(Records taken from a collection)
# # # # #

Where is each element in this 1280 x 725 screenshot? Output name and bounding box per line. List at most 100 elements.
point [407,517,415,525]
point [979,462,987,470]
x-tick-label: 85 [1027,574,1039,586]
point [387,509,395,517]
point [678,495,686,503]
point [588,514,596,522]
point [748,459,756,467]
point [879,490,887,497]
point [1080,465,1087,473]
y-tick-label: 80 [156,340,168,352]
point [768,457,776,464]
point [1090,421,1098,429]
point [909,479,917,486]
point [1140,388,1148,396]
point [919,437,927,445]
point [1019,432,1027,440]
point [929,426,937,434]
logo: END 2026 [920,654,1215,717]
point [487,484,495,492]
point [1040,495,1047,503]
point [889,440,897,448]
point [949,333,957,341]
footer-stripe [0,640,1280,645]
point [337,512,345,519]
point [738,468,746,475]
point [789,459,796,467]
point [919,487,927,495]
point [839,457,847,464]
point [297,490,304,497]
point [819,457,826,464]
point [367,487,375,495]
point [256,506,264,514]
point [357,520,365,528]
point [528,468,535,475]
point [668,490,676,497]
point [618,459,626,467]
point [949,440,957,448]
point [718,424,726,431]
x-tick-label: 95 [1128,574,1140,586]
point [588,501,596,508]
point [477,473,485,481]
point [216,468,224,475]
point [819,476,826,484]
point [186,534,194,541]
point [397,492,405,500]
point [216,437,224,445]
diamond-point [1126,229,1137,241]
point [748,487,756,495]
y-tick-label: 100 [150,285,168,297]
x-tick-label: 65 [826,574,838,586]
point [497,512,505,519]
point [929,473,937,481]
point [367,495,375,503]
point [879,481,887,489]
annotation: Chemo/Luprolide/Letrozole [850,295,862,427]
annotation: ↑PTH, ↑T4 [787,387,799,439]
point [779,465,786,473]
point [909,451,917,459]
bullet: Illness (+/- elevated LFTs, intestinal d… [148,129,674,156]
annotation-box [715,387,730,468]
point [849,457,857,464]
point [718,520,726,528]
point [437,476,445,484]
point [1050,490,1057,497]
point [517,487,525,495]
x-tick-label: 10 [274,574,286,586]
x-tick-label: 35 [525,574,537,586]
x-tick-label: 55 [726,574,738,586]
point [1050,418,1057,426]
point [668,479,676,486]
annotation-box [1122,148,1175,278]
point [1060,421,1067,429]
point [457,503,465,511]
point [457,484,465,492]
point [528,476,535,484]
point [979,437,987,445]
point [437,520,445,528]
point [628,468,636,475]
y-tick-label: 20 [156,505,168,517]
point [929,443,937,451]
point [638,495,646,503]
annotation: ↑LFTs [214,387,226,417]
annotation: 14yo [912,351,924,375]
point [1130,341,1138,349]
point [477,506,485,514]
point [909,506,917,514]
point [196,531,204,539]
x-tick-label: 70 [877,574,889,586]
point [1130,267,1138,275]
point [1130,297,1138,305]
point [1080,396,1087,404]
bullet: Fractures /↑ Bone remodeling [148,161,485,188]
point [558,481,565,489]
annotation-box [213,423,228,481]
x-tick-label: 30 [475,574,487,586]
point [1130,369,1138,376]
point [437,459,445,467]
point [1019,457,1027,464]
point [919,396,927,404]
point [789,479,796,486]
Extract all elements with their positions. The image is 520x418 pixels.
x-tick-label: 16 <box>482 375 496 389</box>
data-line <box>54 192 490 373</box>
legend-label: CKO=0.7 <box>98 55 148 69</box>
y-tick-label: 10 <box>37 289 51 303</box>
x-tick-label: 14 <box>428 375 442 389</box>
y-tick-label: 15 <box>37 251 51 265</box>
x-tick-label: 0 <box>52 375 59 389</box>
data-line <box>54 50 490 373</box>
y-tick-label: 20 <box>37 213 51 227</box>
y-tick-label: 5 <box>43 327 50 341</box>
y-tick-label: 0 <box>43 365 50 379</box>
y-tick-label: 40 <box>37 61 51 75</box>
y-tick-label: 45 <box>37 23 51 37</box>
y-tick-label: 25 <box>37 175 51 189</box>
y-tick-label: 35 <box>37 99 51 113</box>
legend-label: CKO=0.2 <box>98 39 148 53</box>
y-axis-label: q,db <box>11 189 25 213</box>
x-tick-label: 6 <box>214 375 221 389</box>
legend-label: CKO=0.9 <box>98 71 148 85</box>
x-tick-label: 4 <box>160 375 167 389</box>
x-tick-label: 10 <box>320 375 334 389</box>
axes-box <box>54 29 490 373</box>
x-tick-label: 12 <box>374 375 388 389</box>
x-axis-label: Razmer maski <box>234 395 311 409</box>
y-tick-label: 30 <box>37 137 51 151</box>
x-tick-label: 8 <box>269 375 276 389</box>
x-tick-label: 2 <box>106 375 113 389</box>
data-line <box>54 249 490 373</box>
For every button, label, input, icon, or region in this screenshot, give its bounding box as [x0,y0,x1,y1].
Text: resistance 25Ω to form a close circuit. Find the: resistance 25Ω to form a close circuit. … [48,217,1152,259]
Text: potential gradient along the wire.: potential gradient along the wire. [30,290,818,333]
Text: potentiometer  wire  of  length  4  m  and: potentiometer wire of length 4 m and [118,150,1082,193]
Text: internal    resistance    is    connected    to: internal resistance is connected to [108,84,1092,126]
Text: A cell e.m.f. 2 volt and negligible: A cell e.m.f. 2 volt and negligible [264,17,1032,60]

# # # # #

> _Directions_: Copy out every line of the data above, word for word and character for character, with nothing left out or changed.

> _Solution_:
Where is each element in this 1280 x 725 screenshot? Output name and bounding box per line. List at most 100 elements.
point [407,517,415,525]
point [979,462,987,470]
x-tick-label: 85 [1027,574,1039,586]
point [387,509,395,517]
point [678,495,686,503]
point [588,514,596,522]
point [748,459,756,467]
point [879,490,887,497]
point [1080,465,1087,473]
y-tick-label: 80 [156,340,168,352]
point [768,457,776,464]
point [1090,421,1098,429]
point [909,479,917,486]
point [1140,388,1148,396]
point [919,437,927,445]
point [1019,432,1027,440]
point [929,426,937,434]
logo: END 2026 [920,654,1215,717]
point [487,484,495,492]
point [1040,495,1047,503]
point [889,440,897,448]
point [949,333,957,341]
footer-stripe [0,640,1280,645]
point [337,512,345,519]
point [738,468,746,475]
point [789,459,796,467]
point [919,487,927,495]
point [839,457,847,464]
point [297,490,304,497]
point [819,457,826,464]
point [367,487,375,495]
point [256,506,264,514]
point [357,520,365,528]
point [528,468,535,475]
point [668,490,676,497]
point [618,459,626,467]
point [949,440,957,448]
point [718,424,726,431]
x-tick-label: 95 [1128,574,1140,586]
point [588,501,596,508]
point [477,473,485,481]
point [216,468,224,475]
point [819,476,826,484]
point [186,534,194,541]
point [397,492,405,500]
point [216,437,224,445]
diamond-point [1126,229,1137,241]
point [748,487,756,495]
y-tick-label: 100 [150,285,168,297]
x-tick-label: 65 [826,574,838,586]
point [497,512,505,519]
point [929,473,937,481]
point [367,495,375,503]
point [879,481,887,489]
annotation: Chemo/Luprolide/Letrozole [850,295,862,427]
annotation: ↑PTH, ↑T4 [787,387,799,439]
point [779,465,786,473]
point [909,451,917,459]
bullet: Illness (+/- elevated LFTs, intestinal d… [148,129,674,156]
annotation-box [715,387,730,468]
point [849,457,857,464]
point [718,520,726,528]
point [437,476,445,484]
point [1050,490,1057,497]
point [517,487,525,495]
x-tick-label: 10 [274,574,286,586]
x-tick-label: 35 [525,574,537,586]
x-tick-label: 55 [726,574,738,586]
point [1050,418,1057,426]
point [668,479,676,486]
annotation-box [1122,148,1175,278]
point [1060,421,1067,429]
point [457,503,465,511]
point [457,484,465,492]
point [528,476,535,484]
point [979,437,987,445]
point [437,520,445,528]
point [628,468,636,475]
y-tick-label: 20 [156,505,168,517]
point [929,443,937,451]
point [638,495,646,503]
annotation: ↑LFTs [214,387,226,417]
annotation: 14yo [912,351,924,375]
point [1130,341,1138,349]
point [477,506,485,514]
point [909,506,917,514]
point [196,531,204,539]
x-tick-label: 70 [877,574,889,586]
point [1130,267,1138,275]
point [1130,297,1138,305]
point [1080,396,1087,404]
bullet: Fractures /↑ Bone remodeling [148,161,485,188]
point [558,481,565,489]
annotation-box [213,423,228,481]
x-tick-label: 30 [475,574,487,586]
point [1130,369,1138,376]
point [437,459,445,467]
point [1019,457,1027,464]
point [919,396,927,404]
point [789,479,796,486]
Extract all elements with their positions. The image is 520x418 pixels.
x-tick-label: 16 <box>482 375 496 389</box>
data-line <box>54 192 490 373</box>
legend-label: CKO=0.7 <box>98 55 148 69</box>
y-tick-label: 10 <box>37 289 51 303</box>
x-tick-label: 14 <box>428 375 442 389</box>
y-tick-label: 15 <box>37 251 51 265</box>
x-tick-label: 0 <box>52 375 59 389</box>
data-line <box>54 50 490 373</box>
y-tick-label: 20 <box>37 213 51 227</box>
y-tick-label: 5 <box>43 327 50 341</box>
y-tick-label: 0 <box>43 365 50 379</box>
y-tick-label: 40 <box>37 61 51 75</box>
y-tick-label: 45 <box>37 23 51 37</box>
y-tick-label: 25 <box>37 175 51 189</box>
y-tick-label: 35 <box>37 99 51 113</box>
legend-label: CKO=0.2 <box>98 39 148 53</box>
y-axis-label: q,db <box>11 189 25 213</box>
x-tick-label: 6 <box>214 375 221 389</box>
legend-label: CKO=0.9 <box>98 71 148 85</box>
x-tick-label: 4 <box>160 375 167 389</box>
x-tick-label: 10 <box>320 375 334 389</box>
axes-box <box>54 29 490 373</box>
x-tick-label: 12 <box>374 375 388 389</box>
x-axis-label: Razmer maski <box>234 395 311 409</box>
y-tick-label: 30 <box>37 137 51 151</box>
x-tick-label: 8 <box>269 375 276 389</box>
x-tick-label: 2 <box>106 375 113 389</box>
data-line <box>54 249 490 373</box>
For every button, label, input, icon, or region in this screenshot, give its bounding box as [x0,y0,x1,y1].
Text: resistance 25Ω to form a close circuit. Find the: resistance 25Ω to form a close circuit. … [48,217,1152,259]
Text: potential gradient along the wire.: potential gradient along the wire. [30,290,818,333]
Text: potentiometer  wire  of  length  4  m  and: potentiometer wire of length 4 m and [118,150,1082,193]
Text: internal    resistance    is    connected    to: internal resistance is connected to [108,84,1092,126]
Text: A cell e.m.f. 2 volt and negligible: A cell e.m.f. 2 volt and negligible [264,17,1032,60]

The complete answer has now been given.